* Task instructions
Print the following material line for line, changing nothing.

* Data supplied
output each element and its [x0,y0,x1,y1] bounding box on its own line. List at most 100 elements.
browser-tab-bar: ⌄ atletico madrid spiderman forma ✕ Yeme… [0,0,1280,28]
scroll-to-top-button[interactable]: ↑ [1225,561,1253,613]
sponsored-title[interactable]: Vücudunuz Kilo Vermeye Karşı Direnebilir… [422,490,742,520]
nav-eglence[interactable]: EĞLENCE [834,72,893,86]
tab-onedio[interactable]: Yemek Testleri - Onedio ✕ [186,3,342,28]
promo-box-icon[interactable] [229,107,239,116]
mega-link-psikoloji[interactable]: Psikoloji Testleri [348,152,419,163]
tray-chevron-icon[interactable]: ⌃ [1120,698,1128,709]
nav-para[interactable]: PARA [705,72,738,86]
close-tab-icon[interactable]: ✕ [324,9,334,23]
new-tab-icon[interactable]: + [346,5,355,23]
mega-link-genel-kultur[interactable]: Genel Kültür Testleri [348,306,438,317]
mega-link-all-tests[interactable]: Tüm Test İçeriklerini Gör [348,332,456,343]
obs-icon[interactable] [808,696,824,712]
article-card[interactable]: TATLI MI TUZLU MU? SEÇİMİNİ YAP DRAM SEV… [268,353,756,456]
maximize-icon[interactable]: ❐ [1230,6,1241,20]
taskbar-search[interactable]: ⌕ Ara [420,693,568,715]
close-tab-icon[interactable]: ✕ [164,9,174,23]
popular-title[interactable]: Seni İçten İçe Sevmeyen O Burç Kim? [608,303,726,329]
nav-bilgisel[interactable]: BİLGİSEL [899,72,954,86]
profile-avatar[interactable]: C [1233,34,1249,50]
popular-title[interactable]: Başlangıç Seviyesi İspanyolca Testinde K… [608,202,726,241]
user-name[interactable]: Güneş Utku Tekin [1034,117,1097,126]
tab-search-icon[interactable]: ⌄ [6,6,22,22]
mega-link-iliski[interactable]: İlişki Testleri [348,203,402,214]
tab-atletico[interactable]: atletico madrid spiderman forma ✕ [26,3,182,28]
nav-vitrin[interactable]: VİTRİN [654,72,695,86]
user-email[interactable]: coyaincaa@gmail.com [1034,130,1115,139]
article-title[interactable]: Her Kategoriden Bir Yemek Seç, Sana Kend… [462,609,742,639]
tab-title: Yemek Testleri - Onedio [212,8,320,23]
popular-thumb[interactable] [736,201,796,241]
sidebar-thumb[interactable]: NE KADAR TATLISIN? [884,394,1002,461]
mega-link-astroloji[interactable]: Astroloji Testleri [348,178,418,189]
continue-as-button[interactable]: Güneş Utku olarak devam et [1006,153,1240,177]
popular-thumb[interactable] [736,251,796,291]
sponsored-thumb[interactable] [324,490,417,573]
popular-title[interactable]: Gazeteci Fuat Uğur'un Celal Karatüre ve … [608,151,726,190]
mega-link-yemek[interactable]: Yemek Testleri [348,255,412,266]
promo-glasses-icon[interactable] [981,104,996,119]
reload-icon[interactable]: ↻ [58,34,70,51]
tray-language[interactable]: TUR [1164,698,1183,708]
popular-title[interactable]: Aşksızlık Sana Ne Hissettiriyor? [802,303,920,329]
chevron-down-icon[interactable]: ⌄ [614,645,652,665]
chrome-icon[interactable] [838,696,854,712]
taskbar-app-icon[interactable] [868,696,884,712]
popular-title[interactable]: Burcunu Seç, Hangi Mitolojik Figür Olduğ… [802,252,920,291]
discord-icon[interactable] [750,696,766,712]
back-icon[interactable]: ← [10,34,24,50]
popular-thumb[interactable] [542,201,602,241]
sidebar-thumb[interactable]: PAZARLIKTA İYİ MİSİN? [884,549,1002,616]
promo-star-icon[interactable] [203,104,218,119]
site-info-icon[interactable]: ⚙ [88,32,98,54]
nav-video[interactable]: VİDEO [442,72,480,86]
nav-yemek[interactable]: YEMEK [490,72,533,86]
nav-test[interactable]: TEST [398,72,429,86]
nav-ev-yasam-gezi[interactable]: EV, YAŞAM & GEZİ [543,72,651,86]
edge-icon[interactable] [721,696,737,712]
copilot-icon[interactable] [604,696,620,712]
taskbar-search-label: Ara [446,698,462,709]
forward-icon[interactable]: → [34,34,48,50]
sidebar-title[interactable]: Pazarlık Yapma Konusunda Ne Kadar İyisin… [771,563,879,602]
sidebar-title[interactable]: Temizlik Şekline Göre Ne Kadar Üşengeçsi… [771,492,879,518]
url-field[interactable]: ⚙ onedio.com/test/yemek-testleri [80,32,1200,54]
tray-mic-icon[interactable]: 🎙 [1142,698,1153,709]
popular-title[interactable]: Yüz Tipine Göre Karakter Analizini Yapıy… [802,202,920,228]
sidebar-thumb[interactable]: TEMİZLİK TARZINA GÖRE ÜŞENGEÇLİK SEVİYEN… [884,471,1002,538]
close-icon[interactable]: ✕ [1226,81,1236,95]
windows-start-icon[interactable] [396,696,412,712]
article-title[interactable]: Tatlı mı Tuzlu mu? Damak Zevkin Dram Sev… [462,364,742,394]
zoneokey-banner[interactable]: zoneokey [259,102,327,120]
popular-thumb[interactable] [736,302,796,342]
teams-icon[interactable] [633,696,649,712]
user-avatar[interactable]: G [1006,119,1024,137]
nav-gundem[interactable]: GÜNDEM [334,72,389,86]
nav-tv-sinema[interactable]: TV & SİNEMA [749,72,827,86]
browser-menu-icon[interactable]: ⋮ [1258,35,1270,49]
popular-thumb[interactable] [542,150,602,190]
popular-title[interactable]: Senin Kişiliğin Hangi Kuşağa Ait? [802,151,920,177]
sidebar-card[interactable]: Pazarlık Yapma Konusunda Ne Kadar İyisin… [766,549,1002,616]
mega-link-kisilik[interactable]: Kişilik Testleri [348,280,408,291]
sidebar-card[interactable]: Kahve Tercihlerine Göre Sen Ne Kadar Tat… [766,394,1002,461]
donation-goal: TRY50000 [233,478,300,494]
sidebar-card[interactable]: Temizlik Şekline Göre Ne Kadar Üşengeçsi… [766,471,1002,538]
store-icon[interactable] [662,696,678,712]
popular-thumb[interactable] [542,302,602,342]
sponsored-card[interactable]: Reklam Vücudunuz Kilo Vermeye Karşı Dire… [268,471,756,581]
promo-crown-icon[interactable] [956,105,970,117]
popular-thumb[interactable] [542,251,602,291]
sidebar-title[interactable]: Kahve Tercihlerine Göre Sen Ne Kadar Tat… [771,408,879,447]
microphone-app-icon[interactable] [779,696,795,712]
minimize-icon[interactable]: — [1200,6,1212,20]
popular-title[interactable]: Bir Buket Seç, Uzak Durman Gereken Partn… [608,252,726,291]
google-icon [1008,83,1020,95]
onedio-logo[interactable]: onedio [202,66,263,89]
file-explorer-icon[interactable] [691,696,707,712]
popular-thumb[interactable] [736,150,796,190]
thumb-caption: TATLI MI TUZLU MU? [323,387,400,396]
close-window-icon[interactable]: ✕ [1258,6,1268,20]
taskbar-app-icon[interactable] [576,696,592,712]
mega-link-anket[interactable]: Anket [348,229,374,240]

* Complete output
output each element and its [x0,y0,x1,y1] bounding box on its own line. List at most 100 elements.
browser-tab-bar: ⌄ atletico madrid spiderman forma ✕ Yeme… [0,0,1280,28]
scroll-to-top-button[interactable]: ↑ [1225,561,1253,613]
sponsored-title[interactable]: Vücudunuz Kilo Vermeye Karşı Direnebilir… [422,490,742,520]
nav-eglence[interactable]: EĞLENCE [834,72,893,86]
tab-onedio[interactable]: Yemek Testleri - Onedio ✕ [186,3,342,28]
promo-box-icon[interactable] [229,107,239,116]
mega-link-psikoloji[interactable]: Psikoloji Testleri [348,152,419,163]
tray-chevron-icon[interactable]: ⌃ [1120,698,1128,709]
nav-para[interactable]: PARA [705,72,738,86]
close-tab-icon[interactable]: ✕ [324,9,334,23]
new-tab-icon[interactable]: + [346,5,355,23]
mega-link-genel-kultur[interactable]: Genel Kültür Testleri [348,306,438,317]
mega-link-all-tests[interactable]: Tüm Test İçeriklerini Gör [348,332,456,343]
obs-icon[interactable] [808,696,824,712]
article-card[interactable]: TATLI MI TUZLU MU? SEÇİMİNİ YAP DRAM SEV… [268,353,756,456]
maximize-icon[interactable]: ❐ [1230,6,1241,20]
taskbar-search[interactable]: ⌕ Ara [420,693,568,715]
close-tab-icon[interactable]: ✕ [164,9,174,23]
popular-title[interactable]: Seni İçten İçe Sevmeyen O Burç Kim? [608,303,726,329]
nav-bilgisel[interactable]: BİLGİSEL [899,72,954,86]
profile-avatar[interactable]: C [1233,34,1249,50]
popular-title[interactable]: Başlangıç Seviyesi İspanyolca Testinde K… [608,202,726,241]
user-name[interactable]: Güneş Utku Tekin [1034,117,1097,126]
tab-search-icon[interactable]: ⌄ [6,6,22,22]
mega-link-iliski[interactable]: İlişki Testleri [348,203,402,214]
tab-atletico[interactable]: atletico madrid spiderman forma ✕ [26,3,182,28]
nav-vitrin[interactable]: VİTRİN [654,72,695,86]
user-email[interactable]: coyaincaa@gmail.com [1034,130,1115,139]
article-title[interactable]: Her Kategoriden Bir Yemek Seç, Sana Kend… [462,609,742,639]
tab-title: Yemek Testleri - Onedio [212,8,320,23]
popular-thumb[interactable] [736,201,796,241]
sidebar-thumb[interactable]: NE KADAR TATLISIN? [884,394,1002,461]
mega-link-astroloji[interactable]: Astroloji Testleri [348,178,418,189]
continue-as-button[interactable]: Güneş Utku olarak devam et [1006,153,1240,177]
popular-thumb[interactable] [736,251,796,291]
sponsored-thumb[interactable] [324,490,417,573]
popular-title[interactable]: Gazeteci Fuat Uğur'un Celal Karatüre ve … [608,151,726,190]
mega-link-yemek[interactable]: Yemek Testleri [348,255,412,266]
promo-glasses-icon[interactable] [981,104,996,119]
reload-icon[interactable]: ↻ [58,34,70,51]
tray-language[interactable]: TUR [1164,698,1183,708]
popular-title[interactable]: Aşksızlık Sana Ne Hissettiriyor? [802,303,920,329]
chevron-down-icon[interactable]: ⌄ [614,645,652,665]
chrome-icon[interactable] [838,696,854,712]
taskbar-app-icon[interactable] [868,696,884,712]
popular-title[interactable]: Burcunu Seç, Hangi Mitolojik Figür Olduğ… [802,252,920,291]
discord-icon[interactable] [750,696,766,712]
back-icon[interactable]: ← [10,34,24,50]
popular-thumb[interactable] [542,201,602,241]
sidebar-thumb[interactable]: PAZARLIKTA İYİ MİSİN? [884,549,1002,616]
promo-star-icon[interactable] [203,104,218,119]
site-info-icon[interactable]: ⚙ [88,32,98,54]
nav-video[interactable]: VİDEO [442,72,480,86]
nav-yemek[interactable]: YEMEK [490,72,533,86]
nav-test[interactable]: TEST [398,72,429,86]
nav-ev-yasam-gezi[interactable]: EV, YAŞAM & GEZİ [543,72,651,86]
edge-icon[interactable] [721,696,737,712]
copilot-icon[interactable] [604,696,620,712]
taskbar-search-label: Ara [446,698,462,709]
forward-icon[interactable]: → [34,34,48,50]
sidebar-title[interactable]: Pazarlık Yapma Konusunda Ne Kadar İyisin… [771,563,879,602]
sidebar-title[interactable]: Temizlik Şekline Göre Ne Kadar Üşengeçsi… [771,492,879,518]
url-field[interactable]: ⚙ onedio.com/test/yemek-testleri [80,32,1200,54]
tray-mic-icon[interactable]: 🎙 [1142,698,1153,709]
popular-title[interactable]: Yüz Tipine Göre Karakter Analizini Yapıy… [802,202,920,228]
sidebar-thumb[interactable]: TEMİZLİK TARZINA GÖRE ÜŞENGEÇLİK SEVİYEN… [884,471,1002,538]
close-icon[interactable]: ✕ [1226,81,1236,95]
windows-start-icon[interactable] [396,696,412,712]
article-title[interactable]: Tatlı mı Tuzlu mu? Damak Zevkin Dram Sev… [462,364,742,394]
zoneokey-banner[interactable]: zoneokey [259,102,327,120]
popular-thumb[interactable] [736,302,796,342]
teams-icon[interactable] [633,696,649,712]
user-avatar[interactable]: G [1006,119,1024,137]
nav-gundem[interactable]: GÜNDEM [334,72,389,86]
nav-tv-sinema[interactable]: TV & SİNEMA [749,72,827,86]
browser-menu-icon[interactable]: ⋮ [1258,35,1270,49]
popular-thumb[interactable] [542,150,602,190]
popular-title[interactable]: Senin Kişiliğin Hangi Kuşağa Ait? [802,151,920,177]
sidebar-card[interactable]: Pazarlık Yapma Konusunda Ne Kadar İyisin… [766,549,1002,616]
mega-link-kisilik[interactable]: Kişilik Testleri [348,280,408,291]
sidebar-card[interactable]: Kahve Tercihlerine Göre Sen Ne Kadar Tat… [766,394,1002,461]
donation-goal: TRY50000 [233,478,300,494]
sidebar-card[interactable]: Temizlik Şekline Göre Ne Kadar Üşengeçsi… [766,471,1002,538]
store-icon[interactable] [662,696,678,712]
popular-thumb[interactable] [542,302,602,342]
sponsored-card[interactable]: Reklam Vücudunuz Kilo Vermeye Karşı Dire… [268,471,756,581]
promo-crown-icon[interactable] [956,105,970,117]
popular-thumb[interactable] [542,251,602,291]
sidebar-title[interactable]: Kahve Tercihlerine Göre Sen Ne Kadar Tat… [771,408,879,447]
microphone-app-icon[interactable] [779,696,795,712]
minimize-icon[interactable]: — [1200,6,1212,20]
popular-title[interactable]: Bir Buket Seç, Uzak Durman Gereken Partn… [608,252,726,291]
google-icon [1008,83,1020,95]
onedio-logo[interactable]: onedio [202,66,263,89]
file-explorer-icon[interactable] [691,696,707,712]
popular-thumb[interactable] [736,150,796,190]
thumb-caption: TATLI MI TUZLU MU? [323,387,400,396]
close-window-icon[interactable]: ✕ [1258,6,1268,20]
taskbar-app-icon[interactable] [576,696,592,712]
mega-link-anket[interactable]: Anket [348,229,374,240]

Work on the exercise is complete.